(Data records)
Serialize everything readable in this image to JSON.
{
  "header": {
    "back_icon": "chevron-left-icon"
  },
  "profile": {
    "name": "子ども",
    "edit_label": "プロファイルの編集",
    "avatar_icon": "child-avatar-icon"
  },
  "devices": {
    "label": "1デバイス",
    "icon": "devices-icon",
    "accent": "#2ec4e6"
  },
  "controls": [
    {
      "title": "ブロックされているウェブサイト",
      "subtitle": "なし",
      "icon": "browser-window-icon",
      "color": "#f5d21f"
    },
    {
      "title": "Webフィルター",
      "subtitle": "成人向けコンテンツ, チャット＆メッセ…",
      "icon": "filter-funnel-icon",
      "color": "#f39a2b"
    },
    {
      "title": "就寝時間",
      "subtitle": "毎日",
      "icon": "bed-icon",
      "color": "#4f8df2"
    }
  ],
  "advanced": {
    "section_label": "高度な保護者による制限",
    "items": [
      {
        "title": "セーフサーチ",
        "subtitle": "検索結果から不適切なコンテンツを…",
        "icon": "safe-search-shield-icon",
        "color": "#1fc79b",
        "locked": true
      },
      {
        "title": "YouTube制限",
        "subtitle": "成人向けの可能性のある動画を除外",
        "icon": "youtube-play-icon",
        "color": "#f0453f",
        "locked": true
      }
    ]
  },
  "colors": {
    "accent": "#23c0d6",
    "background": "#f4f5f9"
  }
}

__Short problem__
From the entries above, list each line with "subtitle" in it.

__Exercise response__
      "subtitle": "なし",
      "subtitle": "成人向けコンテンツ, チャット＆メッセ…",
      "subtitle": "毎日",
        "subtitle": "検索結果から不適切なコンテンツを…",
        "subtitle": "成人向けの可能性のある動画を除外",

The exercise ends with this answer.